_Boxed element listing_
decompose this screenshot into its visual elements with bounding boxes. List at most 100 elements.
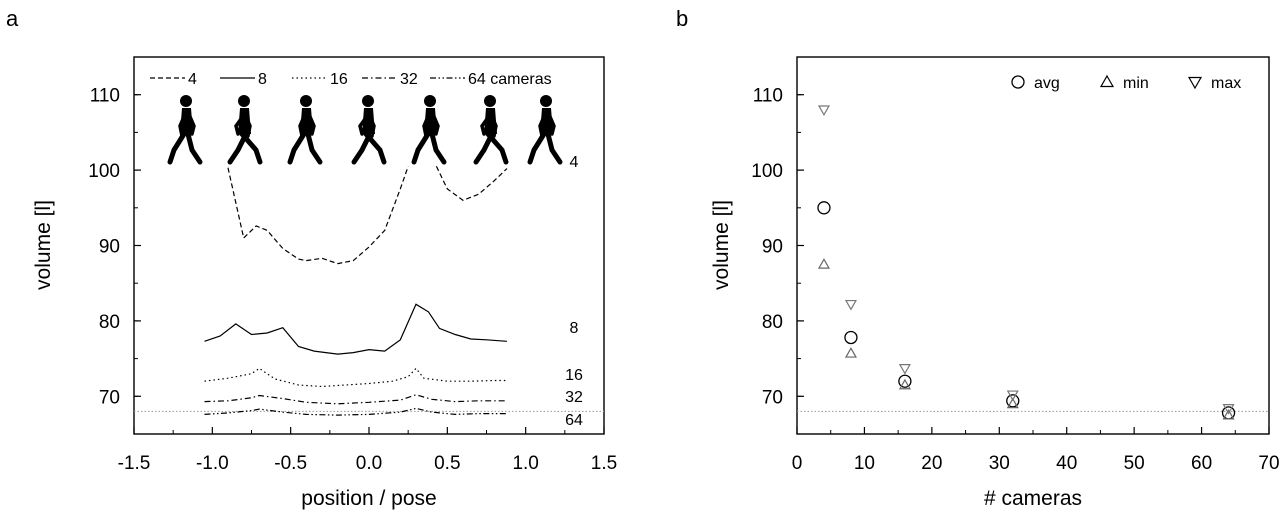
panel-a-x-tick-label: -1.5 bbox=[118, 453, 151, 474]
silhouette-leg bbox=[227, 131, 249, 165]
panel-a-x-tick-label: -1.0 bbox=[196, 453, 229, 474]
panel-a-y-tick-label: 80 bbox=[99, 312, 120, 333]
panel-a-x-tick-label: -0.5 bbox=[274, 453, 307, 474]
silhouette-arm bbox=[298, 110, 308, 138]
silhouette-arm bbox=[546, 110, 556, 136]
pose-silhouette bbox=[351, 95, 387, 165]
pose-silhouettes bbox=[167, 95, 563, 165]
panel-b-x-tick-label: 70 bbox=[1258, 453, 1279, 474]
silhouette-arm bbox=[358, 110, 372, 136]
panel-a-y-tick-label: 100 bbox=[88, 161, 120, 182]
panel-a-legend-label: 32 bbox=[400, 71, 418, 88]
pose-silhouette bbox=[473, 95, 509, 165]
panel-b-point-avg bbox=[898, 374, 912, 388]
panel-a-position-pose-chart: a position / pose volume [l] -1.5 -1.0 -0.… bbox=[6, 6, 617, 510]
panel-b-y-tick-label: 70 bbox=[762, 387, 783, 408]
panel-b-point-min bbox=[844, 347, 857, 358]
silhouette-leg bbox=[239, 131, 263, 165]
silhouette-arm bbox=[178, 110, 188, 138]
panel-b-point-min bbox=[1006, 397, 1019, 409]
panel-b-point-max bbox=[1006, 390, 1019, 402]
silhouette-leg bbox=[185, 131, 203, 165]
panel-b-point-avg bbox=[844, 330, 858, 345]
silhouette-head bbox=[180, 95, 192, 107]
panel-b-point-max bbox=[817, 105, 831, 116]
panel-b-y-tick-label: 110 bbox=[753, 86, 783, 107]
silhouette-arm bbox=[430, 110, 440, 136]
panel-b-point-min bbox=[1222, 408, 1235, 420]
panel-b-point-min bbox=[898, 378, 911, 390]
silhouette-torso bbox=[362, 108, 375, 134]
silhouette-head bbox=[238, 95, 250, 107]
panel-b-legend-label: avg bbox=[1034, 75, 1060, 92]
panel-b-point-avg bbox=[817, 201, 831, 215]
panel-b-y-tick-label: 80 bbox=[762, 312, 783, 333]
pose-silhouette bbox=[411, 95, 447, 165]
panel-a-series-line-4 bbox=[227, 166, 508, 265]
panel-a-series-line-32 bbox=[204, 394, 507, 405]
panel-a-legend-label: 4 bbox=[188, 71, 197, 88]
panel-a-x-tick-label: 0.0 bbox=[356, 453, 382, 474]
silhouette-head bbox=[300, 95, 312, 107]
panel-a-series-line-16 bbox=[204, 367, 507, 388]
panel-b-point-max bbox=[844, 299, 857, 311]
panel-a-y-axis-title: volume [l] bbox=[32, 200, 55, 290]
silhouette-head bbox=[540, 95, 552, 107]
panel-a-legend-label: 16 bbox=[330, 71, 348, 88]
panel-a-y-tick-label: 70 bbox=[99, 387, 120, 408]
pose-silhouette bbox=[167, 95, 203, 165]
panel-a-y-tick-label: 90 bbox=[99, 237, 120, 258]
panel-a-x-axis-title: position / pose bbox=[301, 487, 436, 510]
panel-b-x-tick-label: 20 bbox=[921, 453, 942, 474]
panel-b-point-max bbox=[1222, 404, 1235, 415]
panel-a-series-end-label: 4 bbox=[570, 154, 579, 171]
silhouette-arm bbox=[366, 110, 376, 138]
panel-a-series-end-label: 8 bbox=[570, 320, 579, 337]
panel-b-point-avg bbox=[1006, 394, 1020, 408]
panel-b-x-axis-title: # cameras bbox=[984, 487, 1082, 510]
panel-b-y-tick-label: 100 bbox=[751, 161, 783, 182]
panel-b-x-tick-label: 60 bbox=[1191, 453, 1212, 474]
silhouette-head bbox=[362, 95, 374, 107]
silhouette-leg bbox=[485, 131, 509, 165]
panel-b-point-max bbox=[898, 364, 911, 375]
panel-b-x-tick-label: 30 bbox=[989, 453, 1010, 474]
panel-a-series-line-64 bbox=[204, 407, 507, 416]
panel-b-x-tick-label: 40 bbox=[1056, 453, 1077, 474]
panel-b-legend-marker bbox=[1011, 75, 1025, 89]
silhouette-arm bbox=[488, 110, 498, 138]
silhouette-torso bbox=[484, 108, 497, 134]
silhouette-leg bbox=[473, 131, 495, 165]
silhouette-arm bbox=[242, 110, 252, 138]
silhouette-leg bbox=[545, 131, 563, 165]
silhouette-arm bbox=[422, 110, 432, 138]
panel-a-legend-label: 8 bbox=[258, 71, 267, 88]
silhouette-head bbox=[424, 95, 436, 107]
silhouette-leg bbox=[305, 131, 323, 165]
silhouette-leg bbox=[411, 131, 431, 165]
silhouette-arm bbox=[480, 110, 494, 136]
silhouette-head bbox=[484, 95, 496, 107]
silhouette-arm bbox=[306, 110, 316, 136]
panel-b-point-min bbox=[817, 258, 831, 269]
silhouette-leg bbox=[351, 131, 373, 165]
panel-b-x-tick-label: 10 bbox=[854, 453, 875, 474]
silhouette-leg bbox=[527, 131, 547, 165]
silhouette-leg bbox=[167, 131, 187, 165]
panel-a-series-end-label: 32 bbox=[565, 389, 583, 406]
panel-a-series-end-label: 64 bbox=[565, 412, 583, 429]
panel-b-legend-marker bbox=[1187, 76, 1203, 90]
panel-a-series-end-label: 16 bbox=[565, 367, 583, 384]
pose-silhouette bbox=[527, 95, 563, 165]
panel-a-letter: a bbox=[6, 6, 19, 31]
panel-b-plot-frame bbox=[796, 56, 1270, 435]
panel-b-legend-marker bbox=[1099, 74, 1115, 88]
panel-b-cameras-chart: b # cameras volume [l] 0 10 20 30 40 50 60 70 70… bbox=[676, 6, 1280, 510]
panel-a-y-tick-label: 110 bbox=[90, 86, 120, 107]
silhouette-leg bbox=[363, 131, 387, 165]
panel-a-x-tick-label: 1.0 bbox=[512, 453, 538, 474]
panel-b-legend-label: max bbox=[1211, 75, 1241, 92]
panel-b-x-tick-label: 50 bbox=[1124, 453, 1145, 474]
silhouette-arm bbox=[538, 110, 548, 138]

_TASK DESCRIPTION_
Retype the lines of the listing exactly, beginning with the line that contains "panel-a-x-tick-label: -1.5 bbox=[118, 453, 151, 474]" and ending with the line that contains "panel-a-series-line-16 bbox=[204, 367, 507, 388]", both included.

_CORRECT RESULT_
panel-a-x-tick-label: -1.5 bbox=[118, 453, 151, 474]
silhouette-leg bbox=[227, 131, 249, 165]
panel-a-x-tick-label: -1.0 bbox=[196, 453, 229, 474]
panel-a-y-tick-label: 80 bbox=[99, 312, 120, 333]
panel-a-x-tick-label: -0.5 bbox=[274, 453, 307, 474]
silhouette-arm bbox=[298, 110, 308, 138]
silhouette-arm bbox=[546, 110, 556, 136]
pose-silhouette bbox=[351, 95, 387, 165]
pose-silhouettes bbox=[167, 95, 563, 165]
panel-b-x-tick-label: 70 bbox=[1258, 453, 1279, 474]
silhouette-arm bbox=[358, 110, 372, 136]
panel-a-y-tick-label: 100 bbox=[88, 161, 120, 182]
panel-a-legend-label: 32 bbox=[400, 71, 418, 88]
pose-silhouette bbox=[473, 95, 509, 165]
panel-b-point-avg bbox=[898, 374, 912, 388]
panel-a-position-pose-chart: a position / pose volume [l] -1.5 -1.0 -0.… bbox=[6, 6, 617, 510]
panel-b-y-tick-label: 70 bbox=[762, 387, 783, 408]
panel-b-point-min bbox=[844, 347, 857, 358]
silhouette-leg bbox=[239, 131, 263, 165]
silhouette-arm bbox=[178, 110, 188, 138]
panel-b-point-min bbox=[1006, 397, 1019, 409]
panel-b-point-max bbox=[1006, 390, 1019, 402]
silhouette-leg bbox=[185, 131, 203, 165]
panel-b-point-avg bbox=[844, 330, 858, 345]
silhouette-head bbox=[180, 95, 192, 107]
panel-b-point-max bbox=[817, 105, 831, 116]
panel-b-y-tick-label: 110 bbox=[753, 86, 783, 107]
silhouette-arm bbox=[430, 110, 440, 136]
panel-b-point-min bbox=[1222, 408, 1235, 420]
panel-b-point-min bbox=[898, 378, 911, 390]
silhouette-torso bbox=[362, 108, 375, 134]
silhouette-head bbox=[238, 95, 250, 107]
panel-b-legend-label: avg bbox=[1034, 75, 1060, 92]
panel-b-point-avg bbox=[817, 201, 831, 215]
panel-b-y-tick-label: 80 bbox=[762, 312, 783, 333]
pose-silhouette bbox=[411, 95, 447, 165]
panel-a-series-line-4 bbox=[227, 166, 508, 265]
panel-a-series-line-32 bbox=[204, 394, 507, 405]
panel-a-legend-label: 4 bbox=[188, 71, 197, 88]
panel-a-x-tick-label: 0.0 bbox=[356, 453, 382, 474]
silhouette-head bbox=[300, 95, 312, 107]
panel-a-series-line-16 bbox=[204, 367, 507, 388]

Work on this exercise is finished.